start

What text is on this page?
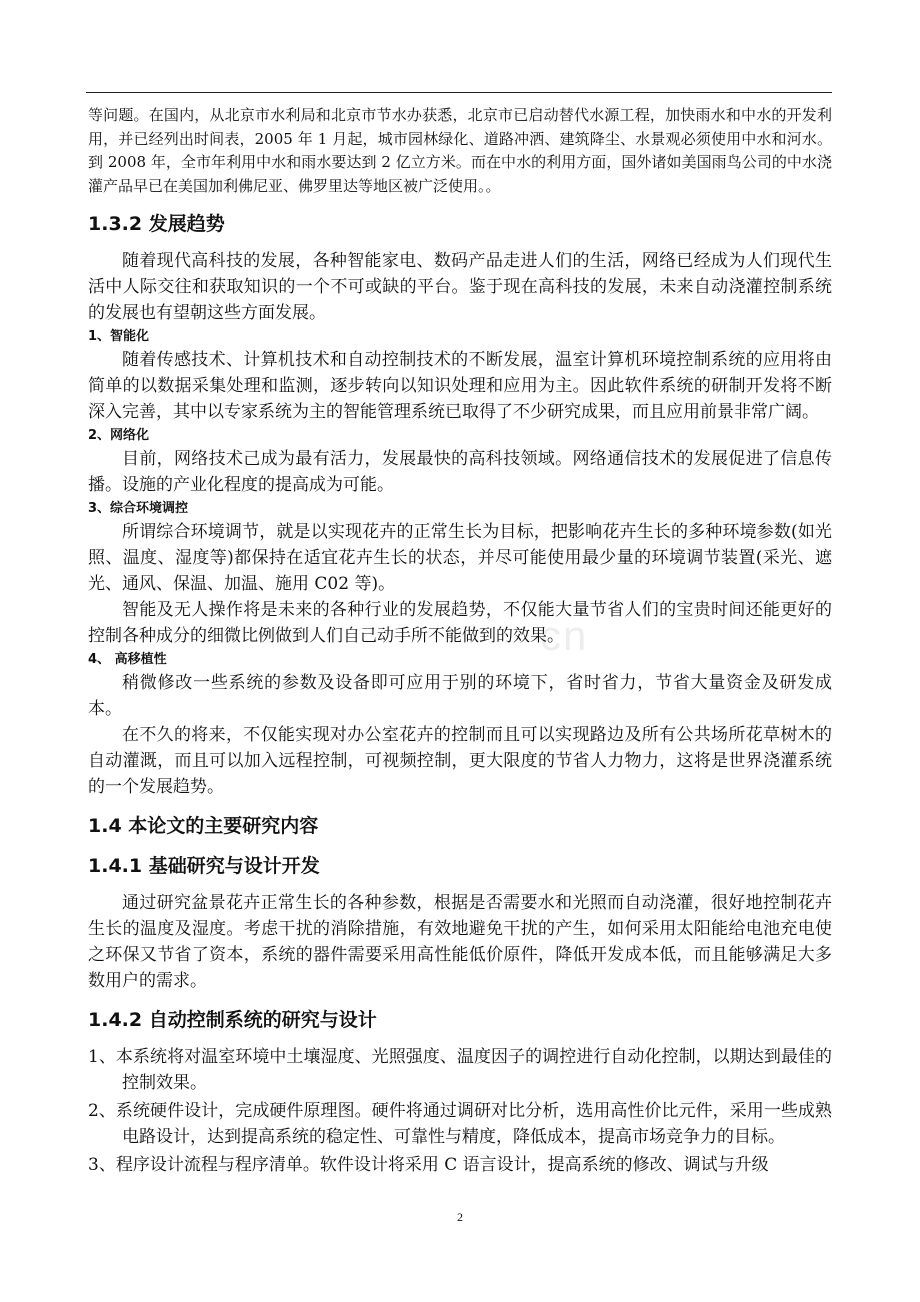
cn

等问题。在国内，从北京市水利局和北京市节水办获悉，北京市已启动替代水源工程，加快雨水和中水的开发利用，并已经列出时间表，2005 年 1 月起，城市园林绿化、道路冲洒、建筑降尘、水景观必须使用中水和河水。到 2008 年，全市年利用中水和雨水要达到 2 亿立方米。而在中水的利用方面，国外诸如美国雨鸟公司的中水浇灌产品早已在美国加利佛尼亚、佛罗里达等地区被广泛使用。。

1.3.2 发展趋势

随着现代高科技的发展，各种智能家电、数码产品走进人们的生活，网络已经成为人们现代生活中人际交往和获取知识的一个不可或缺的平台。鉴于现在高科技的发展，未来自动浇灌控制系统的发展也有望朝这些方面发展。

1、智能化

随着传感技术、计算机技术和自动控制技术的不断发展，温室计算机环境控制系统的应用将由简单的以数据采集处理和监测，逐步转向以知识处理和应用为主。因此软件系统的研制开发将不断深入完善，其中以专家系统为主的智能管理系统已取得了不少研究成果，而且应用前景非常广阔。

2、网络化

目前，网络技术己成为最有活力，发展最快的高科技领域。网络通信技术的发展促进了信息传播。设施的产业化程度的提高成为可能。

3、综合环境调控

所谓综合环境调节，就是以实现花卉的正常生长为目标，把影响花卉生长的多种环境参数(如光照、温度、湿度等)都保持在适宜花卉生长的状态，并尽可能使用最少量的环境调节装置(采光、遮光、通风、保温、加温、施用 C02 等)。

智能及无人操作将是未来的各种行业的发展趋势，不仅能大量节省人们的宝贵时间还能更好的控制各种成分的细微比例做到人们自己动手所不能做到的效果。

4、 高移植性

稍微修改一些系统的参数及设备即可应用于别的环境下，省时省力，节省大量资金及研发成本。

在不久的将来，不仅能实现对办公室花卉的控制而且可以实现路边及所有公共场所花草树木的自动灌溉，而且可以加入远程控制，可视频控制，更大限度的节省人力物力，这将是世界浇灌系统的一个发展趋势。

1.4 本论文的主要研究内容
1.4.1 基础研究与设计开发

通过研究盆景花卉正常生长的各种参数，根据是否需要水和光照而自动浇灌，很好地控制花卉生长的温度及湿度。考虑干扰的消除措施，有效地避免干扰的产生，如何采用太阳能给电池充电使之环保又节省了资本，系统的器件需要采用高性能低价原件，降低开发成本低，而且能够满足大多数用户的需求。

1.4.2 自动控制系统的研究与设计

1、本系统将对温室环境中土壤湿度、光照强度、温度因子的调控进行自动化控制，以期达到最佳的控制效果。

2、系统硬件设计，完成硬件原理图。硬件将通过调研对比分析，选用高性价比元件，采用一些成熟电路设计，达到提高系统的稳定性、可靠性与精度，降低成本，提高市场竞争力的目标。

3、程序设计流程与程序清单。软件设计将采用 C 语言设计，提高系统的修改、调试与升级

2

end

Brief -
Exactly reproduce the entries above, minus the pictures.

Response for this exercise -
What text is on this page?
cn

等问题。在国内，从北京市水利局和北京市节水办获悉，北京市已启动替代水源工程，加快雨水和中水的开发利用，并已经列出时间表，2005 年 1 月起，城市园林绿化、道路冲洒、建筑降尘、水景观必须使用中水和河水。到 2008 年，全市年利用中水和雨水要达到 2 亿立方米。而在中水的利用方面，国外诸如美国雨鸟公司的中水浇灌产品早已在美国加利佛尼亚、佛罗里达等地区被广泛使用。。

1.3.2 发展趋势

随着现代高科技的发展，各种智能家电、数码产品走进人们的生活，网络已经成为人们现代生活中人际交往和获取知识的一个不可或缺的平台。鉴于现在高科技的发展，未来自动浇灌控制系统的发展也有望朝这些方面发展。

1、智能化

随着传感技术、计算机技术和自动控制技术的不断发展，温室计算机环境控制系统的应用将由简单的以数据采集处理和监测，逐步转向以知识处理和应用为主。因此软件系统的研制开发将不断深入完善，其中以专家系统为主的智能管理系统已取得了不少研究成果，而且应用前景非常广阔。

2、网络化

目前，网络技术己成为最有活力，发展最快的高科技领域。网络通信技术的发展促进了信息传播。设施的产业化程度的提高成为可能。

3、综合环境调控

所谓综合环境调节，就是以实现花卉的正常生长为目标，把影响花卉生长的多种环境参数(如光照、温度、湿度等)都保持在适宜花卉生长的状态，并尽可能使用最少量的环境调节装置(采光、遮光、通风、保温、加温、施用 C02 等)。

智能及无人操作将是未来的各种行业的发展趋势，不仅能大量节省人们的宝贵时间还能更好的控制各种成分的细微比例做到人们自己动手所不能做到的效果。

4、 高移植性

稍微修改一些系统的参数及设备即可应用于别的环境下，省时省力，节省大量资金及研发成本。

在不久的将来，不仅能实现对办公室花卉的控制而且可以实现路边及所有公共场所花草树木的自动灌溉，而且可以加入远程控制，可视频控制，更大限度的节省人力物力，这将是世界浇灌系统的一个发展趋势。

1.4 本论文的主要研究内容
1.4.1 基础研究与设计开发

通过研究盆景花卉正常生长的各种参数，根据是否需要水和光照而自动浇灌，很好地控制花卉生长的温度及湿度。考虑干扰的消除措施，有效地避免干扰的产生，如何采用太阳能给电池充电使之环保又节省了资本，系统的器件需要采用高性能低价原件，降低开发成本低，而且能够满足大多数用户的需求。

1.4.2 自动控制系统的研究与设计

1、本系统将对温室环境中土壤湿度、光照强度、温度因子的调控进行自动化控制，以期达到最佳的控制效果。

2、系统硬件设计，完成硬件原理图。硬件将通过调研对比分析，选用高性价比元件，采用一些成熟电路设计，达到提高系统的稳定性、可靠性与精度，降低成本，提高市场竞争力的目标。

3、程序设计流程与程序清单。软件设计将采用 C 语言设计，提高系统的修改、调试与升级

2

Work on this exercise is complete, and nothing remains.